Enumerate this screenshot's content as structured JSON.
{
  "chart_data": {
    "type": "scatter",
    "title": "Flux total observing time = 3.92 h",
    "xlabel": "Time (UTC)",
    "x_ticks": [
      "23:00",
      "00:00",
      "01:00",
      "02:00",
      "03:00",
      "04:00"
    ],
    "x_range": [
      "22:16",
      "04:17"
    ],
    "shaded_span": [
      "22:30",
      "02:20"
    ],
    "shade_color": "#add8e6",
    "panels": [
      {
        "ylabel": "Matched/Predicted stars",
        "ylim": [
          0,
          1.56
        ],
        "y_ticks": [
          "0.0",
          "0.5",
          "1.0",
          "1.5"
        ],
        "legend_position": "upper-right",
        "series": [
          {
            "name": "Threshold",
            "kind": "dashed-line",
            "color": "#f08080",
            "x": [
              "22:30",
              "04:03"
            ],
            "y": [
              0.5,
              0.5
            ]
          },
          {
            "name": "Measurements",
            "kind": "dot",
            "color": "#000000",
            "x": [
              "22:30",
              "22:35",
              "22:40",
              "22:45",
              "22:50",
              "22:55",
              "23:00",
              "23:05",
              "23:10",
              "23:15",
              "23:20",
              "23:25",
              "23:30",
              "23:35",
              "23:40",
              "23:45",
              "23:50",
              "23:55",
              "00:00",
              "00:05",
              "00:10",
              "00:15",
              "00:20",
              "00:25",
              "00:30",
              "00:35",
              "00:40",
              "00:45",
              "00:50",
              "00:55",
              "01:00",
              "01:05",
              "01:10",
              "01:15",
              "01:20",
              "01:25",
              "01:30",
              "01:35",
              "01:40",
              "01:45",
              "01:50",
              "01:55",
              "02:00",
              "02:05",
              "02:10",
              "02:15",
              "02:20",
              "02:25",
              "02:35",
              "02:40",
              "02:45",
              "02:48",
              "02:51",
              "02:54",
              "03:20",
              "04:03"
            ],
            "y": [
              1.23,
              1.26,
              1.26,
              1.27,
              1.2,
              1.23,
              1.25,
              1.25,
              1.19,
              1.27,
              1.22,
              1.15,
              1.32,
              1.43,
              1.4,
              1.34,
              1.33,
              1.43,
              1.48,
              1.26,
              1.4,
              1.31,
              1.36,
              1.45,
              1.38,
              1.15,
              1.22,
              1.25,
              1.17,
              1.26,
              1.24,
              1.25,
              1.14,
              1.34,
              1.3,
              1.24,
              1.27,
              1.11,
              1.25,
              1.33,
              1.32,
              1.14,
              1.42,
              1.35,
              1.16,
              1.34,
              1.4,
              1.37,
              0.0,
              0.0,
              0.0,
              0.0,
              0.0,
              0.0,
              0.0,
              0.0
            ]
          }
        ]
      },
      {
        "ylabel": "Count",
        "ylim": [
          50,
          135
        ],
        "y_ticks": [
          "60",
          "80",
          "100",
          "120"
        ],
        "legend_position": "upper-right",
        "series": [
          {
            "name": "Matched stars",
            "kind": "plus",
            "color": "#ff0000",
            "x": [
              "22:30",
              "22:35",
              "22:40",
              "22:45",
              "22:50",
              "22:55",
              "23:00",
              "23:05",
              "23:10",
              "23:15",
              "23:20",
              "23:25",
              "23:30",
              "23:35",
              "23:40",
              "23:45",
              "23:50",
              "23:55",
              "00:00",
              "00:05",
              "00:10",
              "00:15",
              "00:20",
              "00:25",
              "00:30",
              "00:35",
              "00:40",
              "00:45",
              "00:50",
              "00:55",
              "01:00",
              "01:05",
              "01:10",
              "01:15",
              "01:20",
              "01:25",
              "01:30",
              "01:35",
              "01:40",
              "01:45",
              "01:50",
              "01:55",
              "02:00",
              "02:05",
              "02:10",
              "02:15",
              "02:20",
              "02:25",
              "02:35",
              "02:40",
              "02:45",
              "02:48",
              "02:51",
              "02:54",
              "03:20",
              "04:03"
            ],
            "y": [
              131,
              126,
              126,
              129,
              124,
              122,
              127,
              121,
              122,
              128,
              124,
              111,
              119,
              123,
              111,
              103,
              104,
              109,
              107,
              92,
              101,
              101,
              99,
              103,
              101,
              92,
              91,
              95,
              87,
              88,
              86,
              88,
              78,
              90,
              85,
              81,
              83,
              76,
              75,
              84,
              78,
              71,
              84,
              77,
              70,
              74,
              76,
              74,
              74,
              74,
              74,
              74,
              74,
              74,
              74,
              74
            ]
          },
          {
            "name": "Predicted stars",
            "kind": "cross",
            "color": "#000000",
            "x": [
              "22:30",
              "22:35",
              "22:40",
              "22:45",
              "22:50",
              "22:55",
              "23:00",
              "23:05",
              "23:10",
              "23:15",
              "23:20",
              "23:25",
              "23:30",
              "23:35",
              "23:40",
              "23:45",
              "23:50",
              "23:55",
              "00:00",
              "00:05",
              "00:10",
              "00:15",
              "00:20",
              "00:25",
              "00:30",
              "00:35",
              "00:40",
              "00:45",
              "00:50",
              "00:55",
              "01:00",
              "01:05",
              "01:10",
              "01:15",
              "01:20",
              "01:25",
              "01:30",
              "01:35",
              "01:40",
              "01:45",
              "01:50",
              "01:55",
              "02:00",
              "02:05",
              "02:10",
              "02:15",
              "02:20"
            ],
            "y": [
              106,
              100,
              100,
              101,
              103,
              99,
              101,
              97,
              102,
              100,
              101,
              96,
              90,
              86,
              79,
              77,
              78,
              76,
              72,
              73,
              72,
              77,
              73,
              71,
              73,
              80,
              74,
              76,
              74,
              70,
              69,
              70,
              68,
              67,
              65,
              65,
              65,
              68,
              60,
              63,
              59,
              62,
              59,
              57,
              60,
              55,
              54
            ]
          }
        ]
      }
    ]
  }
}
**********
* [AIM OF THE TASK]: Each line above must be reproduced exactly as it stands.

* [SOLUTION FOR THIS PROBLEM]:
Enumerate this screenshot's content as structured JSON.
{
  "chart_data": {
    "type": "scatter",
    "title": "Flux total observing time = 3.92 h",
    "xlabel": "Time (UTC)",
    "x_ticks": [
      "23:00",
      "00:00",
      "01:00",
      "02:00",
      "03:00",
      "04:00"
    ],
    "x_range": [
      "22:16",
      "04:17"
    ],
    "shaded_span": [
      "22:30",
      "02:20"
    ],
    "shade_color": "#add8e6",
    "panels": [
      {
        "ylabel": "Matched/Predicted stars",
        "ylim": [
          0,
          1.56
        ],
        "y_ticks": [
          "0.0",
          "0.5",
          "1.0",
          "1.5"
        ],
        "legend_position": "upper-right",
        "series": [
          {
            "name": "Threshold",
            "kind": "dashed-line",
            "color": "#f08080",
            "x": [
              "22:30",
              "04:03"
            ],
            "y": [
              0.5,
              0.5
            ]
          },
          {
            "name": "Measurements",
            "kind": "dot",
            "color": "#000000",
            "x": [
              "22:30",
              "22:35",
              "22:40",
              "22:45",
              "22:50",
              "22:55",
              "23:00",
              "23:05",
              "23:10",
              "23:15",
              "23:20",
              "23:25",
              "23:30",
              "23:35",
              "23:40",
              "23:45",
              "23:50",
              "23:55",
              "00:00",
              "00:05",
              "00:10",
              "00:15",
              "00:20",
              "00:25",
              "00:30",
              "00:35",
              "00:40",
              "00:45",
              "00:50",
              "00:55",
              "01:00",
              "01:05",
              "01:10",
              "01:15",
              "01:20",
              "01:25",
              "01:30",
              "01:35",
              "01:40",
              "01:45",
              "01:50",
              "01:55",
              "02:00",
              "02:05",
              "02:10",
              "02:15",
              "02:20",
              "02:25",
              "02:35",
              "02:40",
              "02:45",
              "02:48",
              "02:51",
              "02:54",
              "03:20",
              "04:03"
            ],
            "y": [
              1.23,
              1.26,
              1.26,
              1.27,
              1.2,
              1.23,
              1.25,
              1.25,
              1.19,
              1.27,
              1.22,
              1.15,
              1.32,
              1.43,
              1.4,
              1.34,
              1.33,
              1.43,
              1.48,
              1.26,
              1.4,
              1.31,
              1.36,
              1.45,
              1.38,
              1.15,
              1.22,
              1.25,
              1.17,
              1.26,
              1.24,
              1.25,
              1.14,
              1.34,
              1.3,
              1.24,
              1.27,
              1.11,
              1.25,
              1.33,
              1.32,
              1.14,
              1.42,
              1.35,
              1.16,
              1.34,
              1.4,
              1.37,
              0.0,
              0.0,
              0.0,
              0.0,
              0.0,
              0.0,
              0.0,
              0.0
            ]
          }
        ]
      },
      {
        "ylabel": "Count",
        "ylim": [
          50,
          135
        ],
        "y_ticks": [
          "60",
          "80",
          "100",
          "120"
        ],
        "legend_position": "upper-right",
        "series": [
          {
            "name": "Matched stars",
            "kind": "plus",
            "color": "#ff0000",
            "x": [
              "22:30",
              "22:35",
              "22:40",
              "22:45",
              "22:50",
              "22:55",
              "23:00",
              "23:05",
              "23:10",
              "23:15",
              "23:20",
              "23:25",
              "23:30",
              "23:35",
              "23:40",
              "23:45",
              "23:50",
              "23:55",
              "00:00",
              "00:05",
              "00:10",
              "00:15",
              "00:20",
              "00:25",
              "00:30",
              "00:35",
              "00:40",
              "00:45",
              "00:50",
              "00:55",
              "01:00",
              "01:05",
              "01:10",
              "01:15",
              "01:20",
              "01:25",
              "01:30",
              "01:35",
              "01:40",
              "01:45",
              "01:50",
              "01:55",
              "02:00",
              "02:05",
              "02:10",
              "02:15",
              "02:20",
              "02:25",
              "02:35",
              "02:40",
              "02:45",
              "02:48",
              "02:51",
              "02:54",
              "03:20",
              "04:03"
            ],
            "y": [
              131,
              126,
              126,
              129,
              124,
              122,
              127,
              121,
              122,
              128,
              124,
              111,
              119,
              123,
              111,
              103,
              104,
              109,
              107,
              92,
              101,
              101,
              99,
              103,
              101,
              92,
              91,
              95,
              87,
              88,
              86,
              88,
              78,
              90,
              85,
              81,
              83,
              76,
              75,
              84,
              78,
              71,
              84,
              77,
              70,
              74,
              76,
              74,
              74,
              74,
              74,
              74,
              74,
              74,
              74,
              74
            ]
          },
          {
            "name": "Predicted stars",
            "kind": "cross",
            "color": "#000000",
            "x": [
              "22:30",
              "22:35",
              "22:40",
              "22:45",
              "22:50",
              "22:55",
              "23:00",
              "23:05",
              "23:10",
              "23:15",
              "23:20",
              "23:25",
              "23:30",
              "23:35",
              "23:40",
              "23:45",
              "23:50",
              "23:55",
              "00:00",
              "00:05",
              "00:10",
              "00:15",
              "00:20",
              "00:25",
              "00:30",
              "00:35",
              "00:40",
              "00:45",
              "00:50",
              "00:55",
              "01:00",
              "01:05",
              "01:10",
              "01:15",
              "01:20",
              "01:25",
              "01:30",
              "01:35",
              "01:40",
              "01:45",
              "01:50",
              "01:55",
              "02:00",
              "02:05",
              "02:10",
              "02:15",
              "02:20"
            ],
            "y": [
              106,
              100,
              100,
              101,
              103,
              99,
              101,
              97,
              102,
              100,
              101,
              96,
              90,
              86,
              79,
              77,
              78,
              76,
              72,
              73,
              72,
              77,
              73,
              71,
              73,
              80,
              74,
              76,
              74,
              70,
              69,
              70,
              68,
              67,
              65,
              65,
              65,
              68,
              60,
              63,
              59,
              62,
              59,
              57,
              60,
              55,
              54
            ]
          }
        ]
      }
    ]
  }
}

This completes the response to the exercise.